PROBLEMS TO WORK ON:
**1)** Copy the part of the truck repair blog post starting with "Monday, April 28, 2014" and going on through "get at anything.", word for word.
**2)** For the truck repair blog post, mark each statement yes or no and quote the words of the post that decide it: (a) Paccar rates the crankcase vent module change at 0.9 hours. (b) The first crankcase vent module change took 2 hours. (c) The ruined fuse block could have been repaired from the back.
**3)** Extend the truck repair blog post by continuing it past its final sentence.

DOCUMENT SEGMENT:
┌──
Monday, April 28, 2014

SPQ2014

Becoming familiar with Paccar's new MX engine doing some recall work. Learning the "times" of warranty work... Paccar says it takes 0.9 hours to change the crankcase vent module and it took 5 hours Friday night. I did my second one on Saturday in 2 hours. I think I've figured out how to it a little faster but I'll still be an hour and half. Everything is so well fit together that one has to get creative with swivels and wobbly's to get at anything.

Worked on a newer Kenworth that the towing company brought in after they couldn't fix the brake lights. When I got into the fuse panel and saw jumper wires going across the front I had a bad feeling I knew what was wrong. Further inspection revealed a technician induced failure. Someone had obviously done some probing with a test light and spread the fuse terminals. Unfortunately you can't repair the fuse block. I pulled it thinking I could get in through the back but it's permanently assembled in 3 layers (Rear connections, circuit board, and the fuse/relay side). $1,000 fuse block ruined because someone didn't take the time to do it right.
└──
SUPPLIED MATERIAL:
┌──
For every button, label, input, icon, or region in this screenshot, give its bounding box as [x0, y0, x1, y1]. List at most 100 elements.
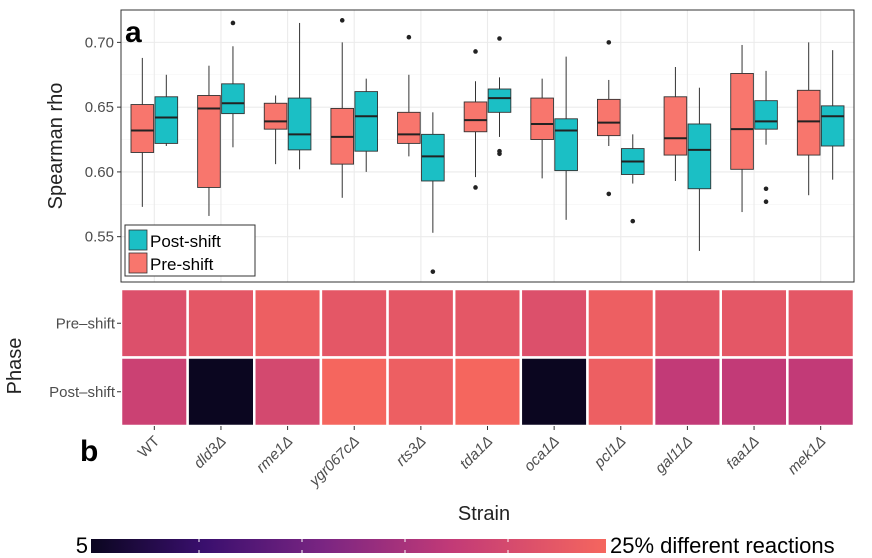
└──
OUTPUTS:
**1)**
Monday, April 28, 2014

SPQ2014

Becoming familiar with Paccar's new MX engine doing some recall work. Learning the "times" of warranty work... Paccar says it takes 0.9 hours to change the crankcase vent module and it took 5 hours Friday night. I did my second one on Saturday in 2 hours. I think I've figured out how to it a little faster but I'll still be an hour and half. Everything is so well fit together that one has to get creative with swivels and wobbly's to get at anything.

**2)**
(a) Yes: "Paccar says it takes 0.9 hours to change the crankcase vent module"
(b) No: "it took 5 hours Friday night"
(c) No: "Unfortunately you can't repair the fuse block."

**3)**
My assigned "sensor" is actually a lift pump off a Cummins ISX. The seal between the pump housing and flange usually fails. It is a very small vane pump. I was able to find a diagram for it.


Parts have started coming in for my wiring project.


Week: 50
Total: 200 hours

Monday, April 21, 2014

SPQ2014

This is what helped me understand how a diode works http://electronics.stackexchange.com/questions/54977/how-does-a-diode-work

I've been doing a lot of electrical and suspension work lately. 2011 F-350 with inop work lights... An hour of following wire harnesses later I found the fuse block under the rear seat. I kind of like the setup and may do something similar with the wiring in my own truck. Keep all the relays and fuses out of the weather that way.



Also worked on a Kenworth with a tach that wasn't working. The fleet had replaced the tach and the sensor but it still wasn't working. Unplugged the gauge and had 12v power and ground with a 0.2v AC signal. Plugged the gauge back in and back probed it. The signal voltage dropped off completely as soon as you plugged the gauge in so I knew I had a wiring problem. I ended up finding the wires worn almost all the way through on the back of the engine block behind the exhaust. That was interesting trying to reach in with all my wiring tools behind the exhaust.

Did an alignment for the first time this week. Pretty easy actually. Also did all the boards this week with Travis again.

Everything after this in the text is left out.